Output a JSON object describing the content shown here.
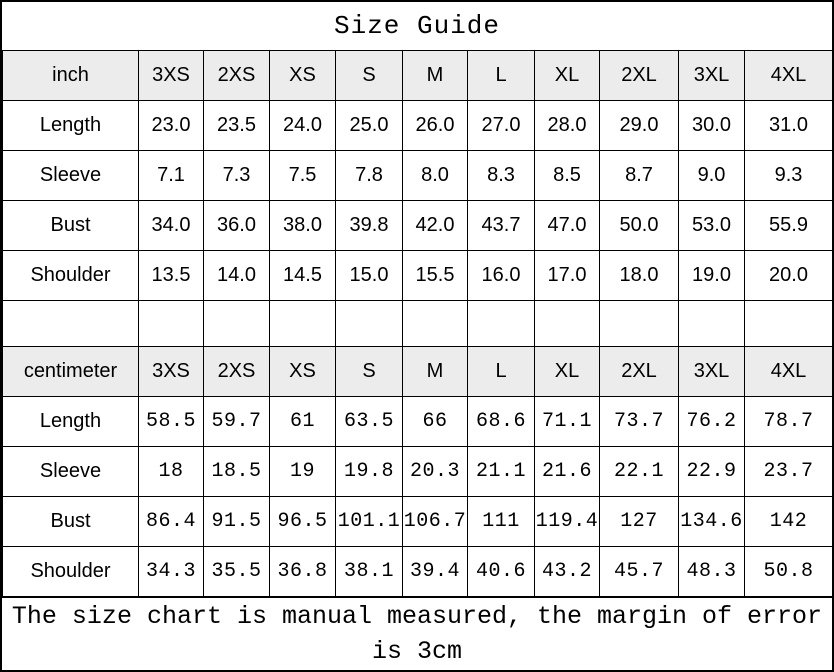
{
  "colors": {
    "header_bg": "#ececec",
    "border": "#000000",
    "background": "#ffffff",
    "text": "#000000"
  },
  "chart_data": {
    "type": "table",
    "title": "Size Guide",
    "sizes": [
      "3XS",
      "2XS",
      "XS",
      "S",
      "M",
      "L",
      "XL",
      "2XL",
      "3XL",
      "4XL"
    ],
    "sections": [
      {
        "unit": "inch",
        "rows": [
          {
            "label": "Length",
            "values": [
              "23.0",
              "23.5",
              "24.0",
              "25.0",
              "26.0",
              "27.0",
              "28.0",
              "29.0",
              "30.0",
              "31.0"
            ]
          },
          {
            "label": "Sleeve",
            "values": [
              "7.1",
              "7.3",
              "7.5",
              "7.8",
              "8.0",
              "8.3",
              "8.5",
              "8.7",
              "9.0",
              "9.3"
            ]
          },
          {
            "label": "Bust",
            "values": [
              "34.0",
              "36.0",
              "38.0",
              "39.8",
              "42.0",
              "43.7",
              "47.0",
              "50.0",
              "53.0",
              "55.9"
            ]
          },
          {
            "label": "Shoulder",
            "values": [
              "13.5",
              "14.0",
              "14.5",
              "15.0",
              "15.5",
              "16.0",
              "17.0",
              "18.0",
              "19.0",
              "20.0"
            ]
          }
        ]
      },
      {
        "unit": "centimeter",
        "rows": [
          {
            "label": "Length",
            "values": [
              "58.5",
              "59.7",
              "61",
              "63.5",
              "66",
              "68.6",
              "71.1",
              "73.7",
              "76.2",
              "78.7"
            ]
          },
          {
            "label": "Sleeve",
            "values": [
              "18",
              "18.5",
              "19",
              "19.8",
              "20.3",
              "21.1",
              "21.6",
              "22.1",
              "22.9",
              "23.7"
            ]
          },
          {
            "label": "Bust",
            "values": [
              "86.4",
              "91.5",
              "96.5",
              "101.1",
              "106.7",
              "111",
              "119.4",
              "127",
              "134.6",
              "142"
            ]
          },
          {
            "label": "Shoulder",
            "values": [
              "34.3",
              "35.5",
              "36.8",
              "38.1",
              "39.4",
              "40.6",
              "43.2",
              "45.7",
              "48.3",
              "50.8"
            ]
          }
        ]
      }
    ],
    "footer_text": "The size chart is manual measured, the margin of error is 3cm",
    "footer_lines": [
      "The size chart is manual measured, the margin of error",
      "is 3cm"
    ]
  }
}
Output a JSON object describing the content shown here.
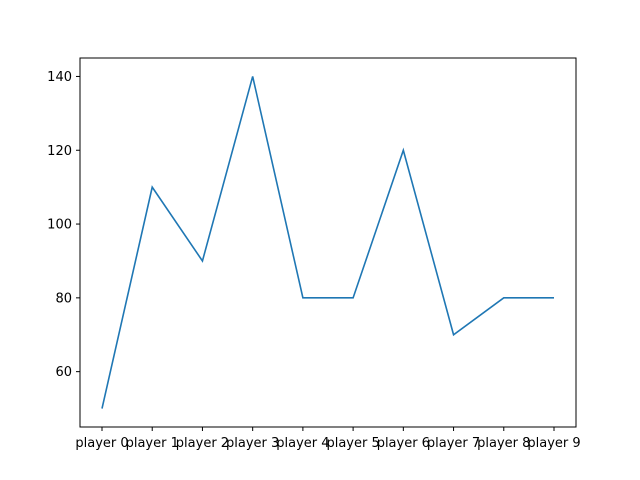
{
  "chart_data": {
    "type": "line",
    "categories": [
      "player 0",
      "player 1",
      "player 2",
      "player 3",
      "player 4",
      "player 5",
      "player 6",
      "player 7",
      "player 8",
      "player 9"
    ],
    "series": [
      {
        "values": [
          50,
          110,
          90,
          140,
          80,
          80,
          120,
          70,
          80,
          80
        ],
        "color": "#1f77b4"
      }
    ],
    "y_ticks": [
      60,
      80,
      100,
      120,
      140
    ],
    "ylim": [
      45,
      145
    ],
    "title": "",
    "xlabel": "",
    "ylabel": "",
    "grid": false,
    "legend": "none"
  }
}
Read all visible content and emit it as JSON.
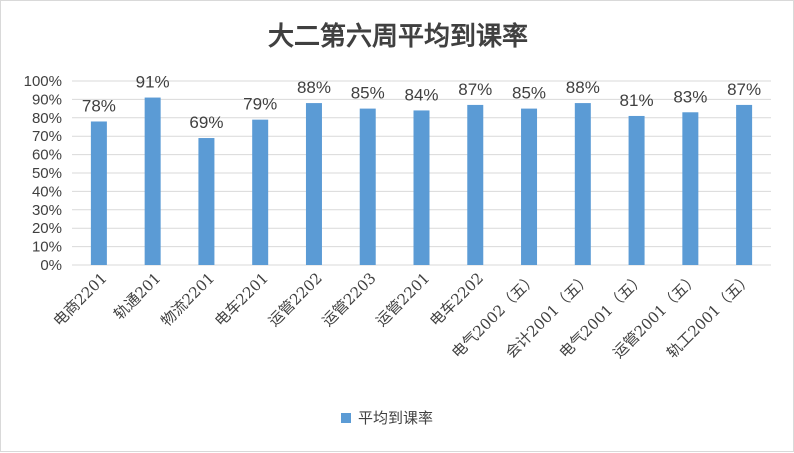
{
  "chart_data": {
    "type": "bar",
    "title": "大二第六周平均到课率",
    "categories": [
      "电商2201",
      "轨通201",
      "物流2201",
      "电车2201",
      "运管2202",
      "运管2203",
      "运管2201",
      "电车2202",
      "电气2002（五）",
      "会计2001（五）",
      "电气2001（五）",
      "运管2001（五）",
      "轨工2001（五）"
    ],
    "series": [
      {
        "name": "平均到课率",
        "values": [
          78,
          91,
          69,
          79,
          88,
          85,
          84,
          87,
          85,
          88,
          81,
          83,
          87
        ],
        "labels": [
          "78%",
          "91%",
          "69%",
          "79%",
          "88%",
          "85%",
          "84%",
          "87%",
          "85%",
          "88%",
          "81%",
          "83%",
          "87%"
        ],
        "color": "#5b9bd5"
      }
    ],
    "ylim": [
      0,
      100
    ],
    "yticks": [
      "0%",
      "10%",
      "20%",
      "30%",
      "40%",
      "50%",
      "60%",
      "70%",
      "80%",
      "90%",
      "100%"
    ],
    "grid": true,
    "legend": "bottom",
    "gridColor": "#d9d9d9",
    "textColor": "#404040"
  }
}
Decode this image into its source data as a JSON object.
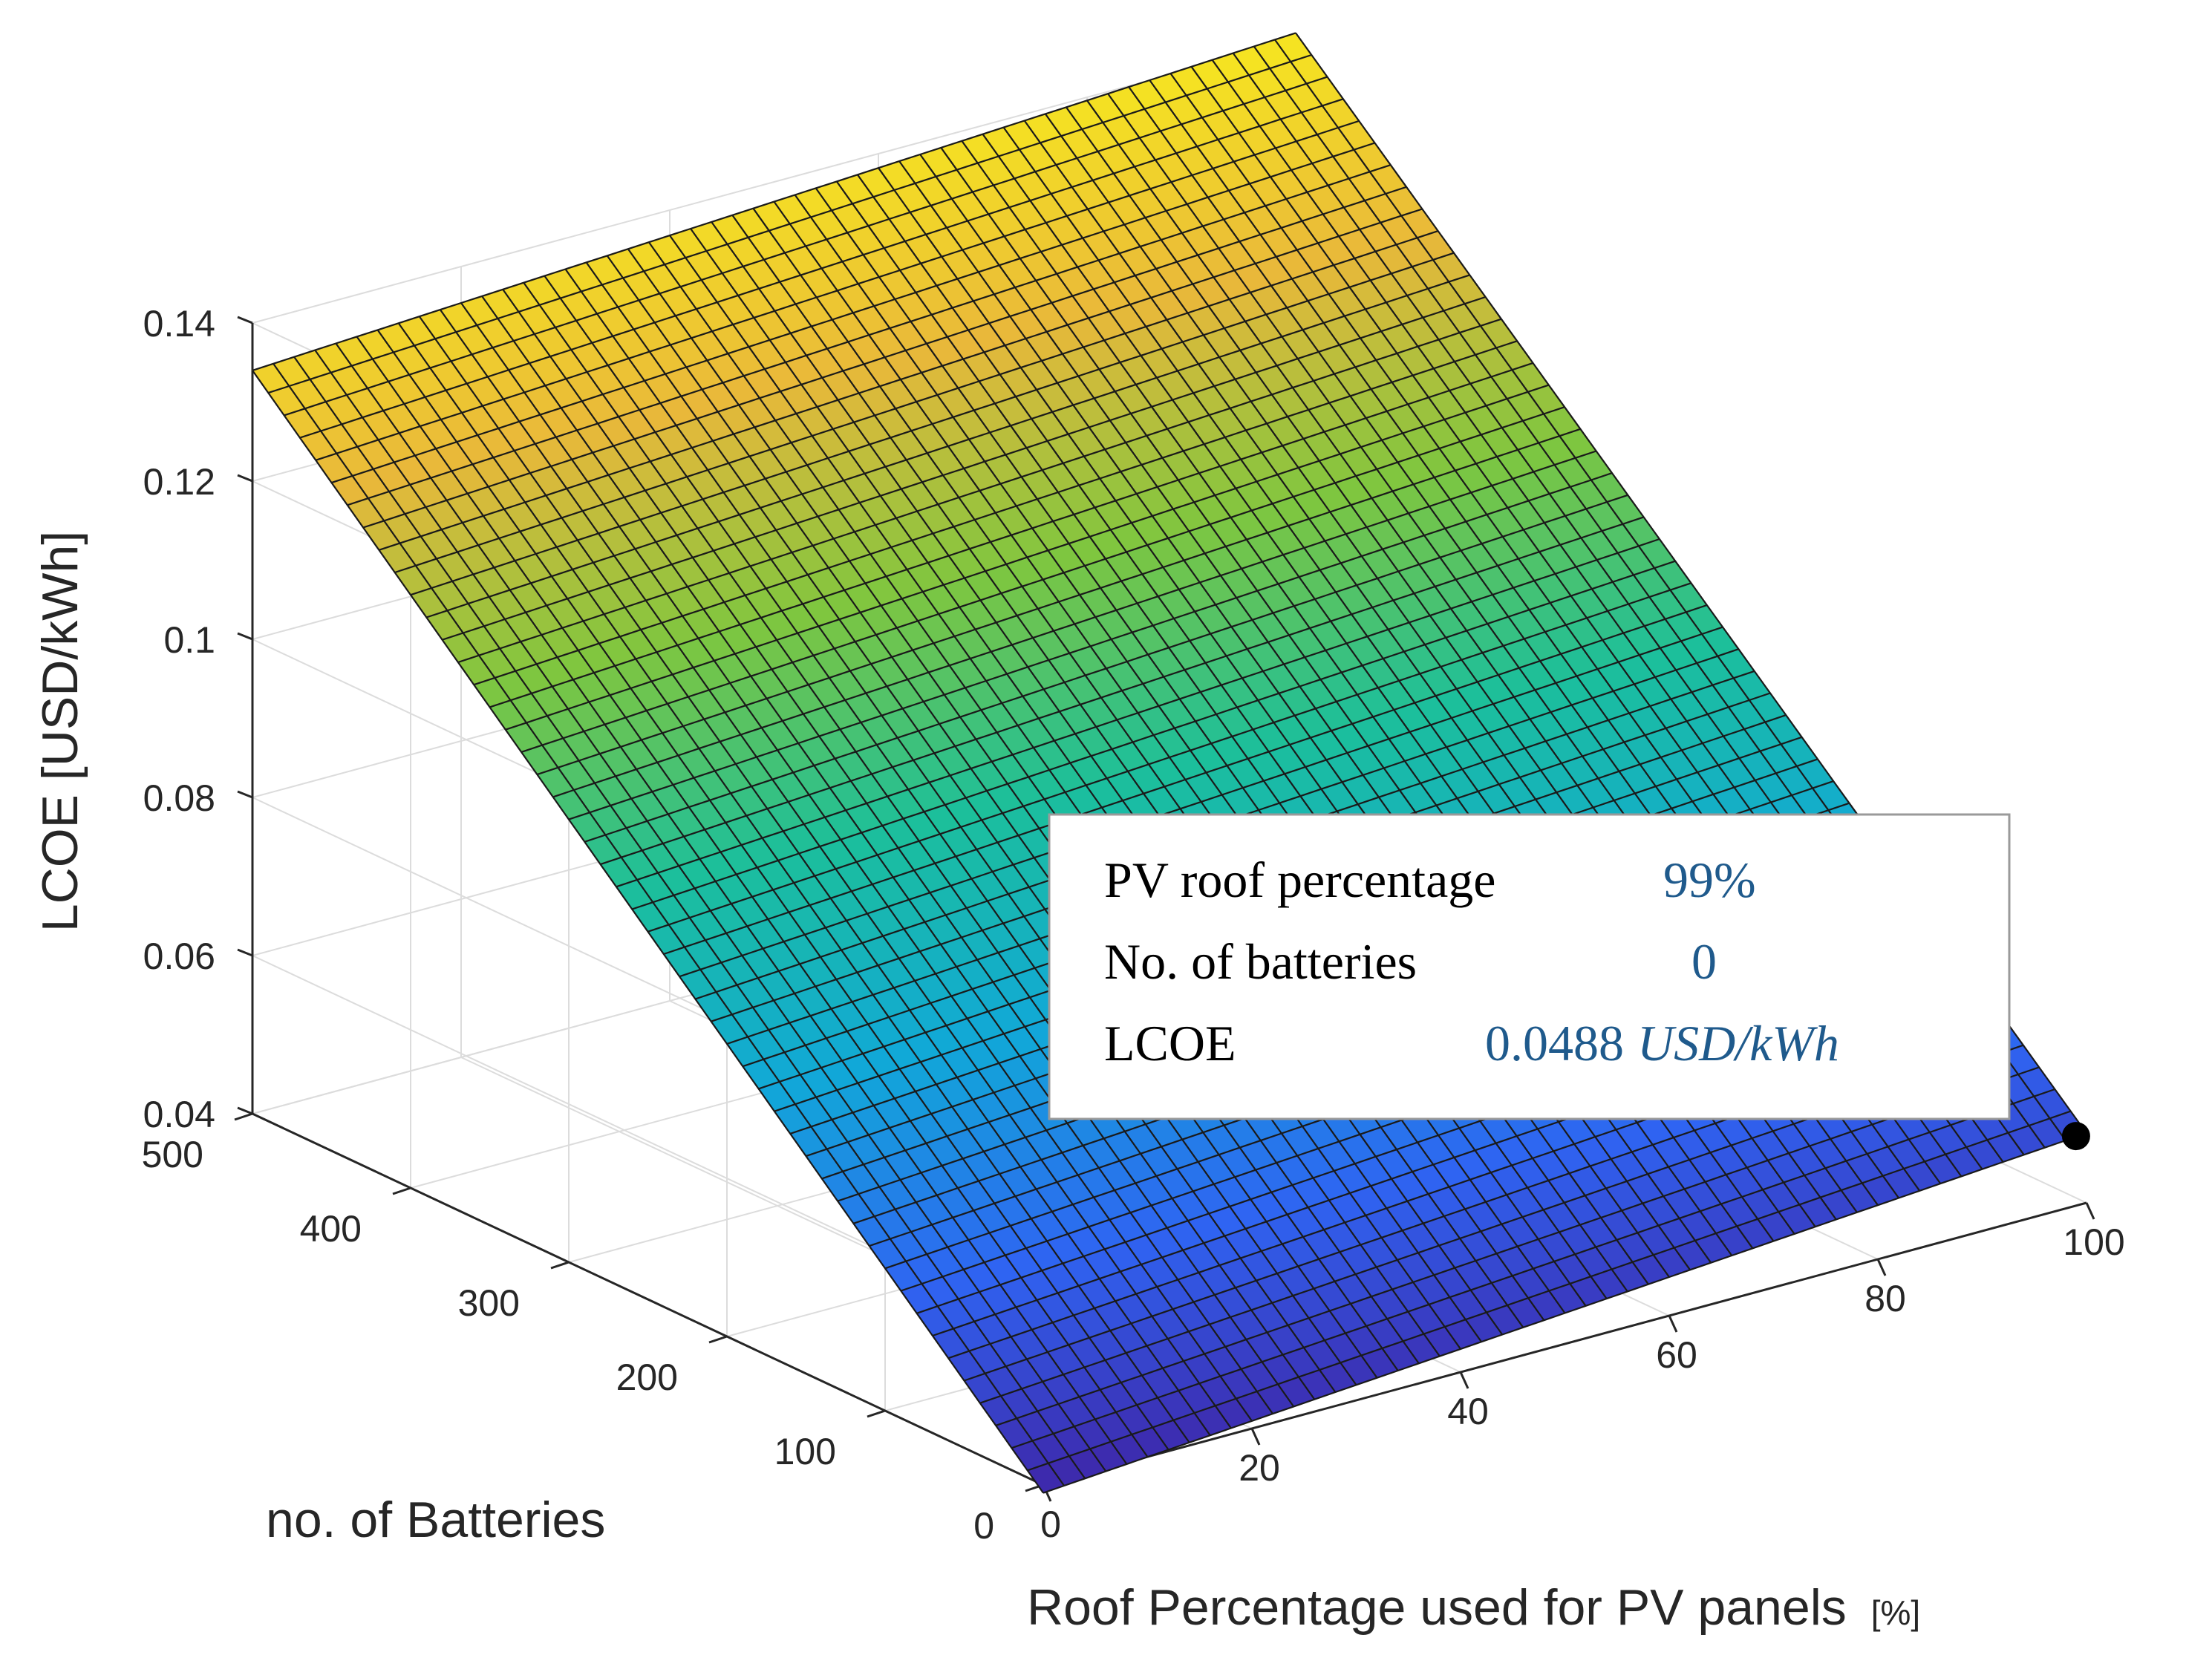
{
  "chart_data": {
    "type": "surface3d",
    "title": "",
    "xlabel": "Roof Percentage used for PV panels",
    "xlabel_unit": "[%]",
    "ylabel": "no. of Batteries",
    "zlabel": "LCOE [USD/kWh]",
    "x_range": [
      0,
      100
    ],
    "y_range": [
      0,
      500
    ],
    "z_range": [
      0.04,
      0.14
    ],
    "x_ticks": [
      "0",
      "20",
      "40",
      "60",
      "80",
      "100"
    ],
    "y_ticks": [
      "0",
      "100",
      "200",
      "300",
      "400",
      "500"
    ],
    "z_ticks": [
      "0.04",
      "0.06",
      "0.08",
      "0.1",
      "0.12",
      "0.14"
    ],
    "surface_corners": [
      {
        "x": 0,
        "y": 0,
        "z": 0.039
      },
      {
        "x": 100,
        "y": 0,
        "z": 0.0488
      },
      {
        "x": 0,
        "y": 500,
        "z": 0.134
      },
      {
        "x": 100,
        "y": 500,
        "z": 0.141
      }
    ],
    "mesh_divisions": 50,
    "colormap": [
      "#3e26a8",
      "#2f64f2",
      "#11a8d8",
      "#1cbf9b",
      "#7fc63f",
      "#e9b83a",
      "#f6e620"
    ],
    "datatip": {
      "rows": [
        {
          "label": "PV roof percentage",
          "value": "99%"
        },
        {
          "label": "No. of batteries",
          "value": "0"
        },
        {
          "label": "LCOE",
          "value": "0.0488",
          "unit": "USD/kWh"
        }
      ],
      "point": {
        "x": 99,
        "y": 0,
        "z": 0.0488
      }
    }
  }
}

◇ ◇ ◇

__YOUR TASK__.
Word for word, quote the full listing, omitting every picture.

__CORRECT RESPONSE__.
Output a JSON object describing the content shown here.
{
  "colors": {
    "header_bg": "#ececec",
    "border": "#000000",
    "background": "#ffffff",
    "text": "#000000"
  },
  "chart_data": {
    "type": "table",
    "title": "Size Guide",
    "sizes": [
      "3XS",
      "2XS",
      "XS",
      "S",
      "M",
      "L",
      "XL",
      "2XL",
      "3XL",
      "4XL"
    ],
    "sections": [
      {
        "unit": "inch",
        "rows": [
          {
            "label": "Length",
            "values": [
              "23.0",
              "23.5",
              "24.0",
              "25.0",
              "26.0",
              "27.0",
              "28.0",
              "29.0",
              "30.0",
              "31.0"
            ]
          },
          {
            "label": "Sleeve",
            "values": [
              "7.1",
              "7.3",
              "7.5",
              "7.8",
              "8.0",
              "8.3",
              "8.5",
              "8.7",
              "9.0",
              "9.3"
            ]
          },
          {
            "label": "Bust",
            "values": [
              "34.0",
              "36.0",
              "38.0",
              "39.8",
              "42.0",
              "43.7",
              "47.0",
              "50.0",
              "53.0",
              "55.9"
            ]
          },
          {
            "label": "Shoulder",
            "values": [
              "13.5",
              "14.0",
              "14.5",
              "15.0",
              "15.5",
              "16.0",
              "17.0",
              "18.0",
              "19.0",
              "20.0"
            ]
          }
        ]
      },
      {
        "unit": "centimeter",
        "rows": [
          {
            "label": "Length",
            "values": [
              "58.5",
              "59.7",
              "61",
              "63.5",
              "66",
              "68.6",
              "71.1",
              "73.7",
              "76.2",
              "78.7"
            ]
          },
          {
            "label": "Sleeve",
            "values": [
              "18",
              "18.5",
              "19",
              "19.8",
              "20.3",
              "21.1",
              "21.6",
              "22.1",
              "22.9",
              "23.7"
            ]
          },
          {
            "label": "Bust",
            "values": [
              "86.4",
              "91.5",
              "96.5",
              "101.1",
              "106.7",
              "111",
              "119.4",
              "127",
              "134.6",
              "142"
            ]
          },
          {
            "label": "Shoulder",
            "values": [
              "34.3",
              "35.5",
              "36.8",
              "38.1",
              "39.4",
              "40.6",
              "43.2",
              "45.7",
              "48.3",
              "50.8"
            ]
          }
        ]
      }
    ],
    "footer_text": "The size chart is manual measured, the margin of error is 3cm",
    "footer_lines": [
      "The size chart is manual measured, the margin of error",
      "is 3cm"
    ]
  }
}
Output a JSON object describing the content shown here.
{
  "chart_data": {
    "type": "line",
    "categories": [
      "player 0",
      "player 1",
      "player 2",
      "player 3",
      "player 4",
      "player 5",
      "player 6",
      "player 7",
      "player 8",
      "player 9"
    ],
    "series": [
      {
        "values": [
          50,
          110,
          90,
          140,
          80,
          80,
          120,
          70,
          80,
          80
        ],
        "color": "#1f77b4"
      }
    ],
    "y_ticks": [
      60,
      80,
      100,
      120,
      140
    ],
    "ylim": [
      45,
      145
    ],
    "title": "",
    "xlabel": "",
    "ylabel": "",
    "grid": false,
    "legend": "none"
  }
}
Read all visible content and emit it as JSON.
{
  "chart_data": {
    "type": "bar",
    "title": "大二第六周平均到课率",
    "categories": [
      "电商2201",
      "轨通201",
      "物流2201",
      "电车2201",
      "运管2202",
      "运管2203",
      "运管2201",
      "电车2202",
      "电气2002（五）",
      "会计2001（五）",
      "电气2001（五）",
      "运管2001（五）",
      "轨工2001（五）"
    ],
    "series": [
      {
        "name": "平均到课率",
        "values": [
          78,
          91,
          69,
          79,
          88,
          85,
          84,
          87,
          85,
          88,
          81,
          83,
          87
        ],
        "labels": [
          "78%",
          "91%",
          "69%",
          "79%",
          "88%",
          "85%",
          "84%",
          "87%",
          "85%",
          "88%",
          "81%",
          "83%",
          "87%"
        ],
        "color": "#5b9bd5"
      }
    ],
    "ylim": [
      0,
      100
    ],
    "yticks": [
      "0%",
      "10%",
      "20%",
      "30%",
      "40%",
      "50%",
      "60%",
      "70%",
      "80%",
      "90%",
      "100%"
    ],
    "grid": true,
    "legend": "bottom",
    "gridColor": "#d9d9d9",
    "textColor": "#404040"
  }
}
Decode this image into its source data as a JSON object.
{
  "chart_data": {
    "type": "surface3d",
    "title": "",
    "xlabel": "Roof Percentage used for PV panels",
    "xlabel_unit": "[%]",
    "ylabel": "no. of Batteries",
    "zlabel": "LCOE [USD/kWh]",
    "x_range": [
      0,
      100
    ],
    "y_range": [
      0,
      500
    ],
    "z_range": [
      0.04,
      0.14
    ],
    "x_ticks": [
      "0",
      "20",
      "40",
      "60",
      "80",
      "100"
    ],
    "y_ticks": [
      "0",
      "100",
      "200",
      "300",
      "400",
      "500"
    ],
    "z_ticks": [
      "0.04",
      "0.06",
      "0.08",
      "0.1",
      "0.12",
      "0.14"
    ],
    "surface_corners": [
      {
        "x": 0,
        "y": 0,
        "z": 0.039
      },
      {
        "x": 100,
        "y": 0,
        "z": 0.0488
      },
      {
        "x": 0,
        "y": 500,
        "z": 0.134
      },
      {
        "x": 100,
        "y": 500,
        "z": 0.141
      }
    ],
    "mesh_divisions": 50,
    "colormap": [
      "#3e26a8",
      "#2f64f2",
      "#11a8d8",
      "#1cbf9b",
      "#7fc63f",
      "#e9b83a",
      "#f6e620"
    ],
    "datatip": {
      "rows": [
        {
          "label": "PV roof percentage",
          "value": "99%"
        },
        {
          "label": "No. of batteries",
          "value": "0"
        },
        {
          "label": "LCOE",
          "value": "0.0488",
          "unit": "USD/kWh"
        }
      ],
      "point": {
        "x": 99,
        "y": 0,
        "z": 0.0488
      }
    }
  }
}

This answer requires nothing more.